**Required work**
Please give the data below again in full, exactly as it stands.

**Data supplied**

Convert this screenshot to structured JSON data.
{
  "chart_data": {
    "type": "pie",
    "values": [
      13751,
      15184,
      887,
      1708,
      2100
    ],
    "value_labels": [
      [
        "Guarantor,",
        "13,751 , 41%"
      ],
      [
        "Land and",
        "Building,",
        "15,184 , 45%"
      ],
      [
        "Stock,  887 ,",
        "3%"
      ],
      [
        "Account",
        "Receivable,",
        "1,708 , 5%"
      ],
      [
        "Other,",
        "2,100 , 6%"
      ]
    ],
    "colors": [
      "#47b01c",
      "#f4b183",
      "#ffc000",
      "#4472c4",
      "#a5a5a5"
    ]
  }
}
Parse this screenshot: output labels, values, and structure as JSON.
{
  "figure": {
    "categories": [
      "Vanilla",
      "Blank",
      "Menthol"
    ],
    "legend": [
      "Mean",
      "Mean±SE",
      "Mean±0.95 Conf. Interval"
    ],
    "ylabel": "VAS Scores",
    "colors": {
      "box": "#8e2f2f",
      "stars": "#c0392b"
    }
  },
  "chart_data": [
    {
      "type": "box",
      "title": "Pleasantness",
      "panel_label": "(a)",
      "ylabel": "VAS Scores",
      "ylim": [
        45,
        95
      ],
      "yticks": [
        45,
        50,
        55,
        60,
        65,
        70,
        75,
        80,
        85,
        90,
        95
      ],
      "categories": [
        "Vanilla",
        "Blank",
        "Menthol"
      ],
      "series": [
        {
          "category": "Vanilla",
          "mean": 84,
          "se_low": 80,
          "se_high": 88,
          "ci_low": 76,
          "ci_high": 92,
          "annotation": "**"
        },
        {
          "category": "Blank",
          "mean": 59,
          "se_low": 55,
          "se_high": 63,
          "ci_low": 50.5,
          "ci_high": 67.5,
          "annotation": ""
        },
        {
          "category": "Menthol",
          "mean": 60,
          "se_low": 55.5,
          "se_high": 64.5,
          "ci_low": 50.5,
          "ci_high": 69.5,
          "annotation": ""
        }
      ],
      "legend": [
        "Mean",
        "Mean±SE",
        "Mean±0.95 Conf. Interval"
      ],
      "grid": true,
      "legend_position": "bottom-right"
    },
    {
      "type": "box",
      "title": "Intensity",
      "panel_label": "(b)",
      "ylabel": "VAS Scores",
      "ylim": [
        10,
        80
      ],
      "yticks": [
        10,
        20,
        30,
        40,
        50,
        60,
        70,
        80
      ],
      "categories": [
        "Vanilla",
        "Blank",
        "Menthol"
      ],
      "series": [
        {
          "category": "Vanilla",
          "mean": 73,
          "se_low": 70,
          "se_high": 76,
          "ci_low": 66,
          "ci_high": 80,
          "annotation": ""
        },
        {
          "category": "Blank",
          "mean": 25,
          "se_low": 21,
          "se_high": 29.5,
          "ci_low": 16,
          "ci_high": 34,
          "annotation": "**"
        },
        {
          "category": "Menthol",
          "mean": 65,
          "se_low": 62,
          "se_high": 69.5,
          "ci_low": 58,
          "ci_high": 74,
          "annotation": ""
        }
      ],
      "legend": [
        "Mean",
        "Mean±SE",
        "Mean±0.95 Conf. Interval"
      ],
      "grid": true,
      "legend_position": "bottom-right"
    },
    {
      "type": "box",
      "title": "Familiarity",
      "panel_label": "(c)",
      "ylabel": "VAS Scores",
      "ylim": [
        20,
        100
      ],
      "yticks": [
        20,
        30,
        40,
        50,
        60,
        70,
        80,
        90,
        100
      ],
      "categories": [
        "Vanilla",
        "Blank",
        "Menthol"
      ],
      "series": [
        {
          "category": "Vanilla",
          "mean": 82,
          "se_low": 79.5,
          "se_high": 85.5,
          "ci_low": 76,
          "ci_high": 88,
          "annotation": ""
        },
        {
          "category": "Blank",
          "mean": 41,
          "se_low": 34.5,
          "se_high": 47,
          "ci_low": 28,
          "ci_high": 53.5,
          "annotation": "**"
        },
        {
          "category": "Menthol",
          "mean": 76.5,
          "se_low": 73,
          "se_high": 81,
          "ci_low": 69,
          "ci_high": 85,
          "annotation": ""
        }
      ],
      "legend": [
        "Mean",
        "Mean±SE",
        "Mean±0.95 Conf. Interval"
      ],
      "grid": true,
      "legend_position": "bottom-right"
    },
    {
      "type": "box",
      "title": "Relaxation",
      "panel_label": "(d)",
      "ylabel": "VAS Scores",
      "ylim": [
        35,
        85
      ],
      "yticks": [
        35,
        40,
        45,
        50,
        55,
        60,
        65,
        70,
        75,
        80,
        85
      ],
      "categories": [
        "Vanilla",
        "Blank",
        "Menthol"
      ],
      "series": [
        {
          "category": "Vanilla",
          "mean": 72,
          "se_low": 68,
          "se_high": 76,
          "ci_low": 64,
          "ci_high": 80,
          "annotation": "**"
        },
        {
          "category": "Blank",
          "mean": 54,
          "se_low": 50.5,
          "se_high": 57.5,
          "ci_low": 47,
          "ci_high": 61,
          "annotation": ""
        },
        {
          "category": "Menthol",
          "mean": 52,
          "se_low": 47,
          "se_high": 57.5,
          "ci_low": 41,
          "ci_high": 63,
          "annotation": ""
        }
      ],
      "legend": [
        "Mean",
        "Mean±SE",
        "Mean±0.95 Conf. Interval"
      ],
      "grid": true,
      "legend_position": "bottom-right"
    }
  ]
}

**Answer to this problem**
Convert this screenshot to structured JSON data.
{
  "chart_data": {
    "type": "pie",
    "values": [
      13751,
      15184,
      887,
      1708,
      2100
    ],
    "value_labels": [
      [
        "Guarantor,",
        "13,751 , 41%"
      ],
      [
        "Land and",
        "Building,",
        "15,184 , 45%"
      ],
      [
        "Stock,  887 ,",
        "3%"
      ],
      [
        "Account",
        "Receivable,",
        "1,708 , 5%"
      ],
      [
        "Other,",
        "2,100 , 6%"
      ]
    ],
    "colors": [
      "#47b01c",
      "#f4b183",
      "#ffc000",
      "#4472c4",
      "#a5a5a5"
    ]
  }
}
Parse this screenshot: output labels, values, and structure as JSON.
{
  "figure": {
    "categories": [
      "Vanilla",
      "Blank",
      "Menthol"
    ],
    "legend": [
      "Mean",
      "Mean±SE",
      "Mean±0.95 Conf. Interval"
    ],
    "ylabel": "VAS Scores",
    "colors": {
      "box": "#8e2f2f",
      "stars": "#c0392b"
    }
  },
  "chart_data": [
    {
      "type": "box",
      "title": "Pleasantness",
      "panel_label": "(a)",
      "ylabel": "VAS Scores",
      "ylim": [
        45,
        95
      ],
      "yticks": [
        45,
        50,
        55,
        60,
        65,
        70,
        75,
        80,
        85,
        90,
        95
      ],
      "categories": [
        "Vanilla",
        "Blank",
        "Menthol"
      ],
      "series": [
        {
          "category": "Vanilla",
          "mean": 84,
          "se_low": 80,
          "se_high": 88,
          "ci_low": 76,
          "ci_high": 92,
          "annotation": "**"
        },
        {
          "category": "Blank",
          "mean": 59,
          "se_low": 55,
          "se_high": 63,
          "ci_low": 50.5,
          "ci_high": 67.5,
          "annotation": ""
        },
        {
          "category": "Menthol",
          "mean": 60,
          "se_low": 55.5,
          "se_high": 64.5,
          "ci_low": 50.5,
          "ci_high": 69.5,
          "annotation": ""
        }
      ],
      "legend": [
        "Mean",
        "Mean±SE",
        "Mean±0.95 Conf. Interval"
      ],
      "grid": true,
      "legend_position": "bottom-right"
    },
    {
      "type": "box",
      "title": "Intensity",
      "panel_label": "(b)",
      "ylabel": "VAS Scores",
      "ylim": [
        10,
        80
      ],
      "yticks": [
        10,
        20,
        30,
        40,
        50,
        60,
        70,
        80
      ],
      "categories": [
        "Vanilla",
        "Blank",
        "Menthol"
      ],
      "series": [
        {
          "category": "Vanilla",
          "mean": 73,
          "se_low": 70,
          "se_high": 76,
          "ci_low": 66,
          "ci_high": 80,
          "annotation": ""
        },
        {
          "category": "Blank",
          "mean": 25,
          "se_low": 21,
          "se_high": 29.5,
          "ci_low": 16,
          "ci_high": 34,
          "annotation": "**"
        },
        {
          "category": "Menthol",
          "mean": 65,
          "se_low": 62,
          "se_high": 69.5,
          "ci_low": 58,
          "ci_high": 74,
          "annotation": ""
        }
      ],
      "legend": [
        "Mean",
        "Mean±SE",
        "Mean±0.95 Conf. Interval"
      ],
      "grid": true,
      "legend_position": "bottom-right"
    },
    {
      "type": "box",
      "title": "Familiarity",
      "panel_label": "(c)",
      "ylabel": "VAS Scores",
      "ylim": [
        20,
        100
      ],
      "yticks": [
        20,
        30,
        40,
        50,
        60,
        70,
        80,
        90,
        100
      ],
      "categories": [
        "Vanilla",
        "Blank",
        "Menthol"
      ],
      "series": [
        {
          "category": "Vanilla",
          "mean": 82,
          "se_low": 79.5,
          "se_high": 85.5,
          "ci_low": 76,
          "ci_high": 88,
          "annotation": ""
        },
        {
          "category": "Blank",
          "mean": 41,
          "se_low": 34.5,
          "se_high": 47,
          "ci_low": 28,
          "ci_high": 53.5,
          "annotation": "**"
        },
        {
          "category": "Menthol",
          "mean": 76.5,
          "se_low": 73,
          "se_high": 81,
          "ci_low": 69,
          "ci_high": 85,
          "annotation": ""
        }
      ],
      "legend": [
        "Mean",
        "Mean±SE",
        "Mean±0.95 Conf. Interval"
      ],
      "grid": true,
      "legend_position": "bottom-right"
    },
    {
      "type": "box",
      "title": "Relaxation",
      "panel_label": "(d)",
      "ylabel": "VAS Scores",
      "ylim": [
        35,
        85
      ],
      "yticks": [
        35,
        40,
        45,
        50,
        55,
        60,
        65,
        70,
        75,
        80,
        85
      ],
      "categories": [
        "Vanilla",
        "Blank",
        "Menthol"
      ],
      "series": [
        {
          "category": "Vanilla",
          "mean": 72,
          "se_low": 68,
          "se_high": 76,
          "ci_low": 64,
          "ci_high": 80,
          "annotation": "**"
        },
        {
          "category": "Blank",
          "mean": 54,
          "se_low": 50.5,
          "se_high": 57.5,
          "ci_low": 47,
          "ci_high": 61,
          "annotation": ""
        },
        {
          "category": "Menthol",
          "mean": 52,
          "se_low": 47,
          "se_high": 57.5,
          "ci_low": 41,
          "ci_high": 63,
          "annotation": ""
        }
      ],
      "legend": [
        "Mean",
        "Mean±SE",
        "Mean±0.95 Conf. Interval"
      ],
      "grid": true,
      "legend_position": "bottom-right"
    }
  ]
}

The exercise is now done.